Requirement>
Quote all entries in full, exactly.

Data listing:
------------------------------------
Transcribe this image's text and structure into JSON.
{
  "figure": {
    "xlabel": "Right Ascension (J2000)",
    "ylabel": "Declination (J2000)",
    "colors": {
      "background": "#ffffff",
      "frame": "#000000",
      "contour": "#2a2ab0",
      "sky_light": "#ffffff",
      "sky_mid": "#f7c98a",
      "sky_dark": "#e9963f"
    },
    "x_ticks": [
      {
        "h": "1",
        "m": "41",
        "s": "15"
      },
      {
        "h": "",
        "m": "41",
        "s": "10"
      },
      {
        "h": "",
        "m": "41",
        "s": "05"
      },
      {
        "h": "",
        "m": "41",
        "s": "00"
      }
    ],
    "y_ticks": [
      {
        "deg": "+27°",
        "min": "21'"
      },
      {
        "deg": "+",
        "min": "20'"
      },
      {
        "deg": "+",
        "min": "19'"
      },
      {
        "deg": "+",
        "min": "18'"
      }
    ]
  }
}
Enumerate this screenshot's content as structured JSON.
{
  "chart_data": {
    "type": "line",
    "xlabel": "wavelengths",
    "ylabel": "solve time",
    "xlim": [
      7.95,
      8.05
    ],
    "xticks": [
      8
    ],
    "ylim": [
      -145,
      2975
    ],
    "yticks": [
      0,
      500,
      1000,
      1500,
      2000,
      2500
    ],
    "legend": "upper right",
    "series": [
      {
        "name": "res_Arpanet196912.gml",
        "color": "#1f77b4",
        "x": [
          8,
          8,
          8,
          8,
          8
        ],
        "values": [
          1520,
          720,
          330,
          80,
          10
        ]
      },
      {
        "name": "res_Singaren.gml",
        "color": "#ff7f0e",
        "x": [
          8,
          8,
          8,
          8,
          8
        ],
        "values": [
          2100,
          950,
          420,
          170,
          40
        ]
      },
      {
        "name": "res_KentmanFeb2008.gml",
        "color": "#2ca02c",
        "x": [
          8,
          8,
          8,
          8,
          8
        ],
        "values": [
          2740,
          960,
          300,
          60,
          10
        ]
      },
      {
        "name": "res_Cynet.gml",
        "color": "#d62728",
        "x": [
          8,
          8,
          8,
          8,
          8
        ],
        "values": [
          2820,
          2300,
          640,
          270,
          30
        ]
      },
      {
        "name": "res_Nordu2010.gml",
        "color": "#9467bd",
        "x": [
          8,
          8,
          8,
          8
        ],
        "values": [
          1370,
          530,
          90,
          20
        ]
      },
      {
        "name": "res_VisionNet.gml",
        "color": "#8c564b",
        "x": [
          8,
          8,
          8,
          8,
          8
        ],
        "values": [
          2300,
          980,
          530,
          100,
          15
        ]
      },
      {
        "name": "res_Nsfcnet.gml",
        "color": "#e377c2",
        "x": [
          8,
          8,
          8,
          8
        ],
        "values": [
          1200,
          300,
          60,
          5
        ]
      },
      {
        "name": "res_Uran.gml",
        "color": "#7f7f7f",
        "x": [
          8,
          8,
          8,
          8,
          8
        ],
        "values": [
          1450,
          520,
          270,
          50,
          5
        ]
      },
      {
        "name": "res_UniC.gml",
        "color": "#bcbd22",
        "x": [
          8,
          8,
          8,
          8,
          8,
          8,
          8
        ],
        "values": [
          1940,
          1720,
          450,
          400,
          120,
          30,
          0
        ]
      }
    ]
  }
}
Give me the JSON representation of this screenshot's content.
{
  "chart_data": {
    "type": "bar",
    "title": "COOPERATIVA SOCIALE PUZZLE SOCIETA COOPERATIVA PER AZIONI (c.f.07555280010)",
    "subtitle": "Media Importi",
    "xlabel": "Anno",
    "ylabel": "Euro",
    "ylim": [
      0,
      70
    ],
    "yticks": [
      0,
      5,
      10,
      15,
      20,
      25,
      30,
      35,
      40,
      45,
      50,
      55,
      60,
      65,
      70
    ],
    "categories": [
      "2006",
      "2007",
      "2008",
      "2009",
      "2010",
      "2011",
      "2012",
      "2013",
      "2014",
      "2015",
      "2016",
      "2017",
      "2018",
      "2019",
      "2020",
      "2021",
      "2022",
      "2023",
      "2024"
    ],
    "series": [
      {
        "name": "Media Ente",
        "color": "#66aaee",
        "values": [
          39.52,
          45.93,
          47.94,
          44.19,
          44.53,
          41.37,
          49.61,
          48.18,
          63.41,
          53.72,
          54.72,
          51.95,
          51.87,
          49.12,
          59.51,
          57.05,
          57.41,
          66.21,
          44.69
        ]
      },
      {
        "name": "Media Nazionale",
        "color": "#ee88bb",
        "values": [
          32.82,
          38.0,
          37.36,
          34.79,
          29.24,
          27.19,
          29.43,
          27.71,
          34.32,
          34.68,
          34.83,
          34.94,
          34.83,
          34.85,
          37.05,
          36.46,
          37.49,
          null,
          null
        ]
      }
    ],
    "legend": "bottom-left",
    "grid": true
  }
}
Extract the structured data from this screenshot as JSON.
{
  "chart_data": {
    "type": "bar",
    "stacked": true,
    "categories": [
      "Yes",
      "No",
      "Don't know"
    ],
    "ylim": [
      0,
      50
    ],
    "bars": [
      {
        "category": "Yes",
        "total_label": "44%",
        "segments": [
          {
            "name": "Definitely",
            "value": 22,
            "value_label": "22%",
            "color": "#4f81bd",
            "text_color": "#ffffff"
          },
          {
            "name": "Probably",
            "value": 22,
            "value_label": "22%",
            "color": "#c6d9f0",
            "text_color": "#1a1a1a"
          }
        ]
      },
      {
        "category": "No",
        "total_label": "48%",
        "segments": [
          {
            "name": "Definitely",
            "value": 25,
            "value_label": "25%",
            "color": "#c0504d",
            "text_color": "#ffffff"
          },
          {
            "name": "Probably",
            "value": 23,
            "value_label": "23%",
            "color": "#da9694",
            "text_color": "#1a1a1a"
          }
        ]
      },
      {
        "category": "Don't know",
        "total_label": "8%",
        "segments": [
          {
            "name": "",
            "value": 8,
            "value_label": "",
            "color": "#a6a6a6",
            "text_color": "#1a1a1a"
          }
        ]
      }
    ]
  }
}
------------------------------------
The response>
Transcribe this image's text and structure into JSON.
{
  "figure": {
    "xlabel": "Right Ascension (J2000)",
    "ylabel": "Declination (J2000)",
    "colors": {
      "background": "#ffffff",
      "frame": "#000000",
      "contour": "#2a2ab0",
      "sky_light": "#ffffff",
      "sky_mid": "#f7c98a",
      "sky_dark": "#e9963f"
    },
    "x_ticks": [
      {
        "h": "1",
        "m": "41",
        "s": "15"
      },
      {
        "h": "",
        "m": "41",
        "s": "10"
      },
      {
        "h": "",
        "m": "41",
        "s": "05"
      },
      {
        "h": "",
        "m": "41",
        "s": "00"
      }
    ],
    "y_ticks": [
      {
        "deg": "+27°",
        "min": "21'"
      },
      {
        "deg": "+",
        "min": "20'"
      },
      {
        "deg": "+",
        "min": "19'"
      },
      {
        "deg": "+",
        "min": "18'"
      }
    ]
  }
}
Enumerate this screenshot's content as structured JSON.
{
  "chart_data": {
    "type": "line",
    "xlabel": "wavelengths",
    "ylabel": "solve time",
    "xlim": [
      7.95,
      8.05
    ],
    "xticks": [
      8
    ],
    "ylim": [
      -145,
      2975
    ],
    "yticks": [
      0,
      500,
      1000,
      1500,
      2000,
      2500
    ],
    "legend": "upper right",
    "series": [
      {
        "name": "res_Arpanet196912.gml",
        "color": "#1f77b4",
        "x": [
          8,
          8,
          8,
          8,
          8
        ],
        "values": [
          1520,
          720,
          330,
          80,
          10
        ]
      },
      {
        "name": "res_Singaren.gml",
        "color": "#ff7f0e",
        "x": [
          8,
          8,
          8,
          8,
          8
        ],
        "values": [
          2100,
          950,
          420,
          170,
          40
        ]
      },
      {
        "name": "res_KentmanFeb2008.gml",
        "color": "#2ca02c",
        "x": [
          8,
          8,
          8,
          8,
          8
        ],
        "values": [
          2740,
          960,
          300,
          60,
          10
        ]
      },
      {
        "name": "res_Cynet.gml",
        "color": "#d62728",
        "x": [
          8,
          8,
          8,
          8,
          8
        ],
        "values": [
          2820,
          2300,
          640,
          270,
          30
        ]
      },
      {
        "name": "res_Nordu2010.gml",
        "color": "#9467bd",
        "x": [
          8,
          8,
          8,
          8
        ],
        "values": [
          1370,
          530,
          90,
          20
        ]
      },
      {
        "name": "res_VisionNet.gml",
        "color": "#8c564b",
        "x": [
          8,
          8,
          8,
          8,
          8
        ],
        "values": [
          2300,
          980,
          530,
          100,
          15
        ]
      },
      {
        "name": "res_Nsfcnet.gml",
        "color": "#e377c2",
        "x": [
          8,
          8,
          8,
          8
        ],
        "values": [
          1200,
          300,
          60,
          5
        ]
      },
      {
        "name": "res_Uran.gml",
        "color": "#7f7f7f",
        "x": [
          8,
          8,
          8,
          8,
          8
        ],
        "values": [
          1450,
          520,
          270,
          50,
          5
        ]
      },
      {
        "name": "res_UniC.gml",
        "color": "#bcbd22",
        "x": [
          8,
          8,
          8,
          8,
          8,
          8,
          8
        ],
        "values": [
          1940,
          1720,
          450,
          400,
          120,
          30,
          0
        ]
      }
    ]
  }
}
Give me the JSON representation of this screenshot's content.
{
  "chart_data": {
    "type": "bar",
    "title": "COOPERATIVA SOCIALE PUZZLE SOCIETA COOPERATIVA PER AZIONI (c.f.07555280010)",
    "subtitle": "Media Importi",
    "xlabel": "Anno",
    "ylabel": "Euro",
    "ylim": [
      0,
      70
    ],
    "yticks": [
      0,
      5,
      10,
      15,
      20,
      25,
      30,
      35,
      40,
      45,
      50,
      55,
      60,
      65,
      70
    ],
    "categories": [
      "2006",
      "2007",
      "2008",
      "2009",
      "2010",
      "2011",
      "2012",
      "2013",
      "2014",
      "2015",
      "2016",
      "2017",
      "2018",
      "2019",
      "2020",
      "2021",
      "2022",
      "2023",
      "2024"
    ],
    "series": [
      {
        "name": "Media Ente",
        "color": "#66aaee",
        "values": [
          39.52,
          45.93,
          47.94,
          44.19,
          44.53,
          41.37,
          49.61,
          48.18,
          63.41,
          53.72,
          54.72,
          51.95,
          51.87,
          49.12,
          59.51,
          57.05,
          57.41,
          66.21,
          44.69
        ]
      },
      {
        "name": "Media Nazionale",
        "color": "#ee88bb",
        "values": [
          32.82,
          38.0,
          37.36,
          34.79,
          29.24,
          27.19,
          29.43,
          27.71,
          34.32,
          34.68,
          34.83,
          34.94,
          34.83,
          34.85,
          37.05,
          36.46,
          37.49,
          null,
          null
        ]
      }
    ],
    "legend": "bottom-left",
    "grid": true
  }
}
Extract the structured data from this screenshot as JSON.
{
  "chart_data": {
    "type": "bar",
    "stacked": true,
    "categories": [
      "Yes",
      "No",
      "Don't know"
    ],
    "ylim": [
      0,
      50
    ],
    "bars": [
      {
        "category": "Yes",
        "total_label": "44%",
        "segments": [
          {
            "name": "Definitely",
            "value": 22,
            "value_label": "22%",
            "color": "#4f81bd",
            "text_color": "#ffffff"
          },
          {
            "name": "Probably",
            "value": 22,
            "value_label": "22%",
            "color": "#c6d9f0",
            "text_color": "#1a1a1a"
          }
        ]
      },
      {
        "category": "No",
        "total_label": "48%",
        "segments": [
          {
            "name": "Definitely",
            "value": 25,
            "value_label": "25%",
            "color": "#c0504d",
            "text_color": "#ffffff"
          },
          {
            "name": "Probably",
            "value": 23,
            "value_label": "23%",
            "color": "#da9694",
            "text_color": "#1a1a1a"
          }
        ]
      },
      {
        "category": "Don't know",
        "total_label": "8%",
        "segments": [
          {
            "name": "",
            "value": 8,
            "value_label": "",
            "color": "#a6a6a6",
            "text_color": "#1a1a1a"
          }
        ]
      }
    ]
  }
}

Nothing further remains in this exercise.